→ What you need to do
Exactly as given, repeat all of the entries.

Stored data

/---

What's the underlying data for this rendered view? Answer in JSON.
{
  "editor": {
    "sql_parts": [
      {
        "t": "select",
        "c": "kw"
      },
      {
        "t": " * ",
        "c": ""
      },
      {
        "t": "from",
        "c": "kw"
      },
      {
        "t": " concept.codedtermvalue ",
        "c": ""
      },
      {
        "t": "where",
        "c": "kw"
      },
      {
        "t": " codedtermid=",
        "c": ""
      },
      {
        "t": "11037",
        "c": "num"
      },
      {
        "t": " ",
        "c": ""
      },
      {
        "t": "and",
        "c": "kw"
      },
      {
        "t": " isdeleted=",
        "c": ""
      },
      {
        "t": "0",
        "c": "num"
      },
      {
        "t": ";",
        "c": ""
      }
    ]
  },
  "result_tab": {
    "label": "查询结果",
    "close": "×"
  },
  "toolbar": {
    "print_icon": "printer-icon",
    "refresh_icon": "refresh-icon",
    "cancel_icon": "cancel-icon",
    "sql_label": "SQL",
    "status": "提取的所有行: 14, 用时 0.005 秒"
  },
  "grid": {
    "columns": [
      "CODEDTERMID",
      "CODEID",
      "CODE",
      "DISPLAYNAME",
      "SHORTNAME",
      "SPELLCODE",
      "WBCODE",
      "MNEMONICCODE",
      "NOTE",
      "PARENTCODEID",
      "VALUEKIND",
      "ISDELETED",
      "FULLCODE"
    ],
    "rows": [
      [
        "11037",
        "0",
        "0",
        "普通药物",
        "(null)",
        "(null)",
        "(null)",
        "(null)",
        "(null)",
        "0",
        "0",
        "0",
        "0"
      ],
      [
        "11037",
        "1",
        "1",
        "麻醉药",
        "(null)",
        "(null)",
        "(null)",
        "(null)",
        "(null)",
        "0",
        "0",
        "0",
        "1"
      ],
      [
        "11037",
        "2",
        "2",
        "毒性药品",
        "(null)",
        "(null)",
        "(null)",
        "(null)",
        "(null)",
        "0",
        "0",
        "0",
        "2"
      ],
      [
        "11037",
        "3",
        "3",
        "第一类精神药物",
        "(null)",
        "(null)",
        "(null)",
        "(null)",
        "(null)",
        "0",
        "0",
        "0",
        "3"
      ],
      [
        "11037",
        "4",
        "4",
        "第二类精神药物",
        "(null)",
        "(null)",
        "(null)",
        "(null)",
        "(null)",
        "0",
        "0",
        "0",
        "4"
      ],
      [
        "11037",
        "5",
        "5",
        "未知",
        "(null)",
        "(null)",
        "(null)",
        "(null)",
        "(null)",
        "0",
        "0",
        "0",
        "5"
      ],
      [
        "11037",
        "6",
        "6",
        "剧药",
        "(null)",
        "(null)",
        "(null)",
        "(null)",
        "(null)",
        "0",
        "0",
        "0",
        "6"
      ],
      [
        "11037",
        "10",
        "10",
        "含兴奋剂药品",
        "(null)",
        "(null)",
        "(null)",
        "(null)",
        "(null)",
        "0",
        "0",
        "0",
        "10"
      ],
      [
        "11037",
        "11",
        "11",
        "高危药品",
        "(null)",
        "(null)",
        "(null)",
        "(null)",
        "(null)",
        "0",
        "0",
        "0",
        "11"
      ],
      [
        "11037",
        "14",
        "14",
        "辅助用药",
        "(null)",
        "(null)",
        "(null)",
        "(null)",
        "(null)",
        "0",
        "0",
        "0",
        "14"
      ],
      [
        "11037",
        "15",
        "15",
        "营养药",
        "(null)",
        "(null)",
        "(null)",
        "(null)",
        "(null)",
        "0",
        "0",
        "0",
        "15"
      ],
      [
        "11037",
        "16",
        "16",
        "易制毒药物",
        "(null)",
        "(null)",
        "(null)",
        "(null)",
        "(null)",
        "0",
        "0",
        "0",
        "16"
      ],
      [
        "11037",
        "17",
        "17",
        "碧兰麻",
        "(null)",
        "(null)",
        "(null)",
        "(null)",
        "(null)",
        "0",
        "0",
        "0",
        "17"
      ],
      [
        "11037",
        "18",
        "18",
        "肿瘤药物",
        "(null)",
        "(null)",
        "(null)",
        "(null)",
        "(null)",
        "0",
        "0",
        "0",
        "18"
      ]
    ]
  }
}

\---

→ Final result
What's the underlying data for this rendered view? Answer in JSON.
{
  "editor": {
    "sql_parts": [
      {
        "t": "select",
        "c": "kw"
      },
      {
        "t": " * ",
        "c": ""
      },
      {
        "t": "from",
        "c": "kw"
      },
      {
        "t": " concept.codedtermvalue ",
        "c": ""
      },
      {
        "t": "where",
        "c": "kw"
      },
      {
        "t": " codedtermid=",
        "c": ""
      },
      {
        "t": "11037",
        "c": "num"
      },
      {
        "t": " ",
        "c": ""
      },
      {
        "t": "and",
        "c": "kw"
      },
      {
        "t": " isdeleted=",
        "c": ""
      },
      {
        "t": "0",
        "c": "num"
      },
      {
        "t": ";",
        "c": ""
      }
    ]
  },
  "result_tab": {
    "label": "查询结果",
    "close": "×"
  },
  "toolbar": {
    "print_icon": "printer-icon",
    "refresh_icon": "refresh-icon",
    "cancel_icon": "cancel-icon",
    "sql_label": "SQL",
    "status": "提取的所有行: 14, 用时 0.005 秒"
  },
  "grid": {
    "columns": [
      "CODEDTERMID",
      "CODEID",
      "CODE",
      "DISPLAYNAME",
      "SHORTNAME",
      "SPELLCODE",
      "WBCODE",
      "MNEMONICCODE",
      "NOTE",
      "PARENTCODEID",
      "VALUEKIND",
      "ISDELETED",
      "FULLCODE"
    ],
    "rows": [
      [
        "11037",
        "0",
        "0",
        "普通药物",
        "(null)",
        "(null)",
        "(null)",
        "(null)",
        "(null)",
        "0",
        "0",
        "0",
        "0"
      ],
      [
        "11037",
        "1",
        "1",
        "麻醉药",
        "(null)",
        "(null)",
        "(null)",
        "(null)",
        "(null)",
        "0",
        "0",
        "0",
        "1"
      ],
      [
        "11037",
        "2",
        "2",
        "毒性药品",
        "(null)",
        "(null)",
        "(null)",
        "(null)",
        "(null)",
        "0",
        "0",
        "0",
        "2"
      ],
      [
        "11037",
        "3",
        "3",
        "第一类精神药物",
        "(null)",
        "(null)",
        "(null)",
        "(null)",
        "(null)",
        "0",
        "0",
        "0",
        "3"
      ],
      [
        "11037",
        "4",
        "4",
        "第二类精神药物",
        "(null)",
        "(null)",
        "(null)",
        "(null)",
        "(null)",
        "0",
        "0",
        "0",
        "4"
      ],
      [
        "11037",
        "5",
        "5",
        "未知",
        "(null)",
        "(null)",
        "(null)",
        "(null)",
        "(null)",
        "0",
        "0",
        "0",
        "5"
      ],
      [
        "11037",
        "6",
        "6",
        "剧药",
        "(null)",
        "(null)",
        "(null)",
        "(null)",
        "(null)",
        "0",
        "0",
        "0",
        "6"
      ],
      [
        "11037",
        "10",
        "10",
        "含兴奋剂药品",
        "(null)",
        "(null)",
        "(null)",
        "(null)",
        "(null)",
        "0",
        "0",
        "0",
        "10"
      ],
      [
        "11037",
        "11",
        "11",
        "高危药品",
        "(null)",
        "(null)",
        "(null)",
        "(null)",
        "(null)",
        "0",
        "0",
        "0",
        "11"
      ],
      [
        "11037",
        "14",
        "14",
        "辅助用药",
        "(null)",
        "(null)",
        "(null)",
        "(null)",
        "(null)",
        "0",
        "0",
        "0",
        "14"
      ],
      [
        "11037",
        "15",
        "15",
        "营养药",
        "(null)",
        "(null)",
        "(null)",
        "(null)",
        "(null)",
        "0",
        "0",
        "0",
        "15"
      ],
      [
        "11037",
        "16",
        "16",
        "易制毒药物",
        "(null)",
        "(null)",
        "(null)",
        "(null)",
        "(null)",
        "0",
        "0",
        "0",
        "16"
      ],
      [
        "11037",
        "17",
        "17",
        "碧兰麻",
        "(null)",
        "(null)",
        "(null)",
        "(null)",
        "(null)",
        "0",
        "0",
        "0",
        "17"
      ],
      [
        "11037",
        "18",
        "18",
        "肿瘤药物",
        "(null)",
        "(null)",
        "(null)",
        "(null)",
        "(null)",
        "0",
        "0",
        "0",
        "18"
      ]
    ]
  }
}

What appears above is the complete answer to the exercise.